*Goal*: Repeat all of the material below exactly as written, images excluded.

:: Extracted material ::

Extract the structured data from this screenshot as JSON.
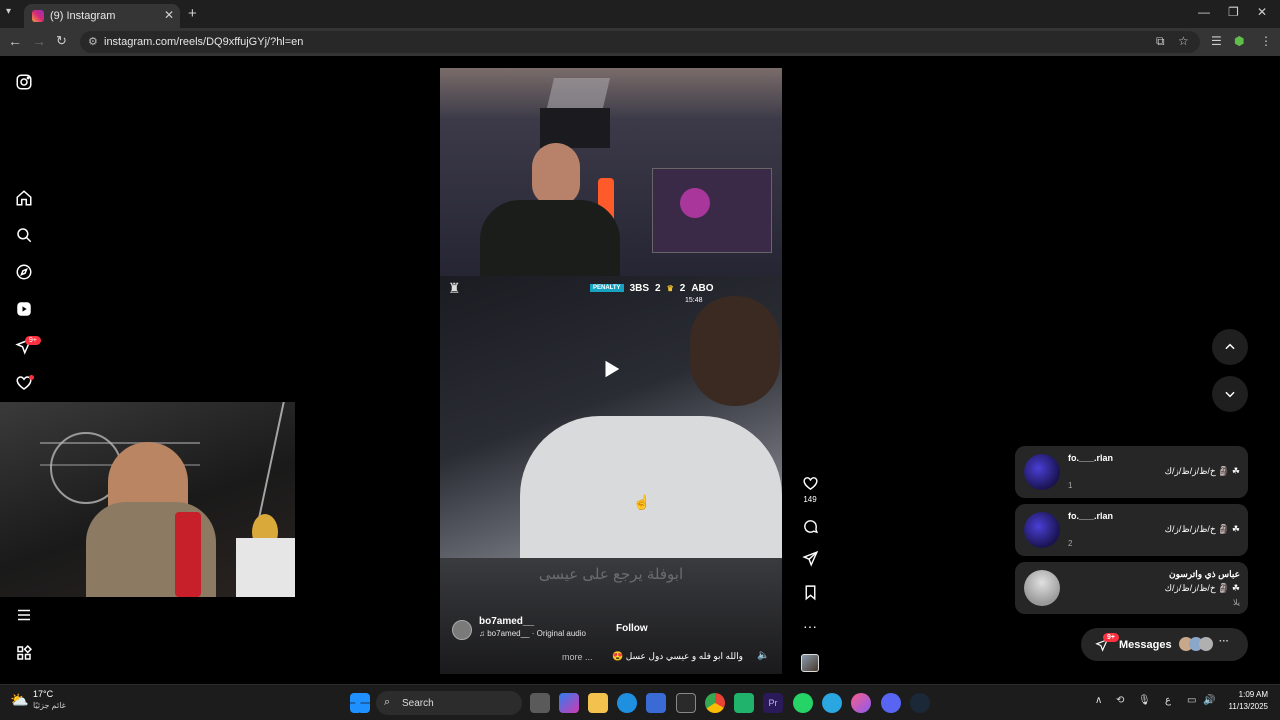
{
  "browser": {
    "tab_title": "(9) Instagram",
    "url": "instagram.com/reels/DQ9xffujGYj/?hl=en"
  },
  "reel": {
    "score_left_team": "3BS",
    "score_left": "2",
    "score_right": "2",
    "score_right_team": "ABO",
    "penalty_label": "PENALTY",
    "match_clock": "15:48",
    "subtitle_ar": "ابوفلة يرجع على عيسى",
    "username": "bo7amed__",
    "audio": "bo7amed__ · Original audio",
    "follow_label": "Follow",
    "caption": "والله ابو فله و عيسي دول عسل 😍",
    "more_label": "more ...",
    "like_count": "149"
  },
  "dms": [
    {
      "name": "fo.___.rlan",
      "message": "خ/ظ/ز/ظ/ز/ك 🗿 ☘",
      "sub": "1"
    },
    {
      "name": "fo.___.rlan",
      "message": "خ/ظ/ز/ظ/ز/ك 🗿 ☘",
      "sub": "2"
    },
    {
      "name": "عباس ذي واترسون",
      "message": "خ/ظ/ز/ظ/ز/ك 🗿 ☘",
      "sub": "يلا"
    }
  ],
  "messages": {
    "label": "Messages",
    "badge": "9+"
  },
  "nav": {
    "notifications_badge": "9+"
  },
  "taskbar": {
    "temperature": "17°C",
    "weather_desc": "غائم جزئيًا",
    "search_label": "Search",
    "time": "1:09 AM",
    "date": "11/13/2025",
    "lang": "ع"
  }
}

:::

*Result for this exercise*:
Extract the structured data from this screenshot as JSON.
{
  "browser": {
    "tab_title": "(9) Instagram",
    "url": "instagram.com/reels/DQ9xffujGYj/?hl=en"
  },
  "reel": {
    "score_left_team": "3BS",
    "score_left": "2",
    "score_right": "2",
    "score_right_team": "ABO",
    "penalty_label": "PENALTY",
    "match_clock": "15:48",
    "subtitle_ar": "ابوفلة يرجع على عيسى",
    "username": "bo7amed__",
    "audio": "bo7amed__ · Original audio",
    "follow_label": "Follow",
    "caption": "والله ابو فله و عيسي دول عسل 😍",
    "more_label": "more ...",
    "like_count": "149"
  },
  "dms": [
    {
      "name": "fo.___.rlan",
      "message": "خ/ظ/ز/ظ/ز/ك 🗿 ☘",
      "sub": "1"
    },
    {
      "name": "fo.___.rlan",
      "message": "خ/ظ/ز/ظ/ز/ك 🗿 ☘",
      "sub": "2"
    },
    {
      "name": "عباس ذي واترسون",
      "message": "خ/ظ/ز/ظ/ز/ك 🗿 ☘",
      "sub": "يلا"
    }
  ],
  "messages": {
    "label": "Messages",
    "badge": "9+"
  },
  "nav": {
    "notifications_badge": "9+"
  },
  "taskbar": {
    "temperature": "17°C",
    "weather_desc": "غائم جزئيًا",
    "search_label": "Search",
    "time": "1:09 AM",
    "date": "11/13/2025",
    "lang": "ع"
  }
}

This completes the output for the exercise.